══ EXCERPTED RECORDS
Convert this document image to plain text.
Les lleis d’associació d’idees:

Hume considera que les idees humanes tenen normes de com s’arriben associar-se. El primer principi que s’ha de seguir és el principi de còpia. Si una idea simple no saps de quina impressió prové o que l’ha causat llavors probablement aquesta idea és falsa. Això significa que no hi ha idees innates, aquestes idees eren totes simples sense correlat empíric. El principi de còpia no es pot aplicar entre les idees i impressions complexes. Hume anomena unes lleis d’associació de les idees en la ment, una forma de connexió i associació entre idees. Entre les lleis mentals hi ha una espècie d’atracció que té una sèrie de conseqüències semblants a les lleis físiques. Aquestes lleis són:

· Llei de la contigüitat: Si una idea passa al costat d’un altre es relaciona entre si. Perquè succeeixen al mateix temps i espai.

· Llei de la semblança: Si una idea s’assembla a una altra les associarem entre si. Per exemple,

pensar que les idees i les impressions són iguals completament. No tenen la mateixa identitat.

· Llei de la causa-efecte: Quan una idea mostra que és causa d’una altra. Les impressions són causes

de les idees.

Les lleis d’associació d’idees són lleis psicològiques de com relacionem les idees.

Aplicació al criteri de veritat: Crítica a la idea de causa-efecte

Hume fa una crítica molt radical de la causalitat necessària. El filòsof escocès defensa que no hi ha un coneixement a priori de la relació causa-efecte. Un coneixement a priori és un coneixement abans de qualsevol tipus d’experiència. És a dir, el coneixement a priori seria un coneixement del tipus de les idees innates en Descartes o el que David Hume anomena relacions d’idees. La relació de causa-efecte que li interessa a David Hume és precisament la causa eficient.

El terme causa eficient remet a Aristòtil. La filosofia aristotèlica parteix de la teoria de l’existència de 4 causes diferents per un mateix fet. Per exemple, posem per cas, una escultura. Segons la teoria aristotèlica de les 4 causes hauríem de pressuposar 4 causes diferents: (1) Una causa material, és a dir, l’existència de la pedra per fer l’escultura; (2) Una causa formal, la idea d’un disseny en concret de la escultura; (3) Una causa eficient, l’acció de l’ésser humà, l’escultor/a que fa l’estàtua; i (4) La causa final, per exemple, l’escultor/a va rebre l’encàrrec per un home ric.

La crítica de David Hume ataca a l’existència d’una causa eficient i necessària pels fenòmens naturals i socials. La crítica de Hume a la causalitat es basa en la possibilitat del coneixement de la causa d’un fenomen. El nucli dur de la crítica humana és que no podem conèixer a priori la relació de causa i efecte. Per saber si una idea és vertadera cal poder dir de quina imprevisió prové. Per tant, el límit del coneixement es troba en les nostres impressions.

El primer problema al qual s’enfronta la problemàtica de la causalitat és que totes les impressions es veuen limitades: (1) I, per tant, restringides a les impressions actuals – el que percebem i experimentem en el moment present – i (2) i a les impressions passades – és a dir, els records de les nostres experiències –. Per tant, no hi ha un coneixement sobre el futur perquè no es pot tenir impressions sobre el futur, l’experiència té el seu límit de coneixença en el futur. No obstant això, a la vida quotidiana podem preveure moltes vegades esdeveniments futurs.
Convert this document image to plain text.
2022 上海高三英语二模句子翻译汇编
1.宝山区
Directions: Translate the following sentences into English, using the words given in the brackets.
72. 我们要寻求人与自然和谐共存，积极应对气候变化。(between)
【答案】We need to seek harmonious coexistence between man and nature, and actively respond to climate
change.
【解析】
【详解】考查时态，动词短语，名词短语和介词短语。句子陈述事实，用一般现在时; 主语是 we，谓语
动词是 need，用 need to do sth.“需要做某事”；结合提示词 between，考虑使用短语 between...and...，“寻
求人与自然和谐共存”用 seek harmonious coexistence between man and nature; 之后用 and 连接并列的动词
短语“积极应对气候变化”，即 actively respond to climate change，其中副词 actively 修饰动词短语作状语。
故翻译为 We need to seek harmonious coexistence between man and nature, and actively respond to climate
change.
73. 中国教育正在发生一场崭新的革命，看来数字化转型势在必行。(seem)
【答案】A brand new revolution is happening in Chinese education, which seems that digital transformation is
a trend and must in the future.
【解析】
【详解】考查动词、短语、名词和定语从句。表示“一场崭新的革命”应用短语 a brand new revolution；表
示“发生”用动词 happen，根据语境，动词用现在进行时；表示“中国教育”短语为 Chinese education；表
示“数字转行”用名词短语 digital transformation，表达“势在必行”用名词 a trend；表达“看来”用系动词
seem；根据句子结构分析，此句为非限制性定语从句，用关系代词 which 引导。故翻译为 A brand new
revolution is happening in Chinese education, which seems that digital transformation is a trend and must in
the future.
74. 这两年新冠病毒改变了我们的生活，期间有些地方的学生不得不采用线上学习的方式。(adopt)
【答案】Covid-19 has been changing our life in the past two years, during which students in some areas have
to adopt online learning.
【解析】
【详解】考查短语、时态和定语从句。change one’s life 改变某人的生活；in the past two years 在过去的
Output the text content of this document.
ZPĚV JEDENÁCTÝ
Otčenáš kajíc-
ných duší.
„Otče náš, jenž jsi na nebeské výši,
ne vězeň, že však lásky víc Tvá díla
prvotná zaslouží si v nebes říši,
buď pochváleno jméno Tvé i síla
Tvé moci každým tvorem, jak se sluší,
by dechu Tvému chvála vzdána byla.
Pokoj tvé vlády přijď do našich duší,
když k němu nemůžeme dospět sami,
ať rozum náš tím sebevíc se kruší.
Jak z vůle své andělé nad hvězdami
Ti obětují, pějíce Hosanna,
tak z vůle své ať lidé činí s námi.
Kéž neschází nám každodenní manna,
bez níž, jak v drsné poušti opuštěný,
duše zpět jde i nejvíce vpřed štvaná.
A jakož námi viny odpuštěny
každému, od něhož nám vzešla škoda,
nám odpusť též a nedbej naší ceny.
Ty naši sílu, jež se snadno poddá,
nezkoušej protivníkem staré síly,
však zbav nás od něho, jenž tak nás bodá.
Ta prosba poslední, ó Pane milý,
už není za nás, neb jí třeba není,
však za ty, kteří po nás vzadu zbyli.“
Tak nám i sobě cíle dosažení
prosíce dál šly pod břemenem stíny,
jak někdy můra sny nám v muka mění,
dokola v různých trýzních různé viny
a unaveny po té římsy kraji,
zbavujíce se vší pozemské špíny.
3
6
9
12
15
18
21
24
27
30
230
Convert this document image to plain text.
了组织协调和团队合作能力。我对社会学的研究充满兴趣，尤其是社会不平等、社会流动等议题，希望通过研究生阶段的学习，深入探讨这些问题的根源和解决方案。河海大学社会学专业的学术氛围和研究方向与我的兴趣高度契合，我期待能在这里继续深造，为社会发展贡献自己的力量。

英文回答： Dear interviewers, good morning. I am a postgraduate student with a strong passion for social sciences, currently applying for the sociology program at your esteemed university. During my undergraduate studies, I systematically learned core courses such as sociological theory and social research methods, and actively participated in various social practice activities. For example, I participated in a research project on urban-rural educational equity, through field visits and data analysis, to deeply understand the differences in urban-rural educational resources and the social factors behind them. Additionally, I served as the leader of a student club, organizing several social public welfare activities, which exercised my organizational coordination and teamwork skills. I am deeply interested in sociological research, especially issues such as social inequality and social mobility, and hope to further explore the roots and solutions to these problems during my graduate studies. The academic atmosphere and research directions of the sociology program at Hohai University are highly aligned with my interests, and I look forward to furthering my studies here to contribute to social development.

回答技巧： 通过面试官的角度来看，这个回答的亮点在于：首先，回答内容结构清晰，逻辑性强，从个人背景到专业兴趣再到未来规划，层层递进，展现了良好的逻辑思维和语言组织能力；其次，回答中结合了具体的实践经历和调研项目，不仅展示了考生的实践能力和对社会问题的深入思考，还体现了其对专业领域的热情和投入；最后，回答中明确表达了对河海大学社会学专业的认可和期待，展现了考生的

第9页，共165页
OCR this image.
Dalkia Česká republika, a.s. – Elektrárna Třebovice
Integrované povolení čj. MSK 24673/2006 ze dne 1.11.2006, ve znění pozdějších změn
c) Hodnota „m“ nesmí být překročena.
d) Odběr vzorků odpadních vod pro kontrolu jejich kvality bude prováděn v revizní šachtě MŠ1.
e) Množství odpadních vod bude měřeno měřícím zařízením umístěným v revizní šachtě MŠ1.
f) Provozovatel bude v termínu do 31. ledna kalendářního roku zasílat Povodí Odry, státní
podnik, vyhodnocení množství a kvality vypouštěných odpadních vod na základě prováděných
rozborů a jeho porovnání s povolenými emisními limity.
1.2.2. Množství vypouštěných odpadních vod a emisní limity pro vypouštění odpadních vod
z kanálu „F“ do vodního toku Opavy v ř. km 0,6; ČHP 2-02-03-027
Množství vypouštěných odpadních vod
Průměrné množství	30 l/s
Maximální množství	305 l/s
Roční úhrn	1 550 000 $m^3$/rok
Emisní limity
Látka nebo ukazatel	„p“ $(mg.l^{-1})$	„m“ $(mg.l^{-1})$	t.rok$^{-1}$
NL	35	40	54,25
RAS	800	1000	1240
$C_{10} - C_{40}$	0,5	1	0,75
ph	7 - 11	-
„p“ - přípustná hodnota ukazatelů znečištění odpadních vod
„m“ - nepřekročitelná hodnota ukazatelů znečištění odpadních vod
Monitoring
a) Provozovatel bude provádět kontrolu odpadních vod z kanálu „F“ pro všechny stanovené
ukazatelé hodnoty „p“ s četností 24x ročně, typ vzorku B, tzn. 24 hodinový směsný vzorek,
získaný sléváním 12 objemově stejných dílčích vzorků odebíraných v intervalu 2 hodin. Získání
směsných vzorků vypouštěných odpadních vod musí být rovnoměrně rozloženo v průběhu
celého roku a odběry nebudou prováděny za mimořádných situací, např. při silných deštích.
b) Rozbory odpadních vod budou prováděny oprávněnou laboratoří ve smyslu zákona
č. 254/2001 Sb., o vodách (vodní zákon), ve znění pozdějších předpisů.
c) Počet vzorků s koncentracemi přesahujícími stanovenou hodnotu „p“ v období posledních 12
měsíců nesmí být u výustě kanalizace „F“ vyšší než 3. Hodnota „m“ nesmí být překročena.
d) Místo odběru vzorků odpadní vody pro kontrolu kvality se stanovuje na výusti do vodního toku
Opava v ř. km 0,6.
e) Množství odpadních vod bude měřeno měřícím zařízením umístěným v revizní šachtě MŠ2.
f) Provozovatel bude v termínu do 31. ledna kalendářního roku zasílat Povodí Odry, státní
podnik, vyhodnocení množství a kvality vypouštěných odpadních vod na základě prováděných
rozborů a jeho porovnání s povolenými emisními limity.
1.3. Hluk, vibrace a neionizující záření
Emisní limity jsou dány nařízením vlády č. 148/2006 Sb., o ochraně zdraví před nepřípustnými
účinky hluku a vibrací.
════
WHAT IS REQUIRED:
Go through the lines above. Select every one that has the string "relació".

RESPONSE:
Hume fa una crítica molt radical de la causalitat necessària. El filòsof escocès defensa que no hi ha un coneixement a priori de la relació causa-efecte. Un coneixement a priori és un coneixement abans de qualsevol tipus d’experiència. És a dir, el coneixement a priori seria un coneixement del tipus de les idees innates en Descartes o el que David Hume anomena relacions d’idees. La relació de causa-efecte que li interessa a David Hume és precisament la causa eficient.
La crítica de David Hume ataca a l’existència d’una causa eficient i necessària pels fenòmens naturals i socials. La crítica de Hume a la causalitat es basa en la possibilitat del coneixement de la causa d’un fenomen. El nucli dur de la crítica humana és que no podem conèixer a priori la relació de causa i efecte. Per saber si una idea és vertadera cal poder dir de quina imprevisió prové. Per tant, el límit del coneixement es troba en les nostres impressions.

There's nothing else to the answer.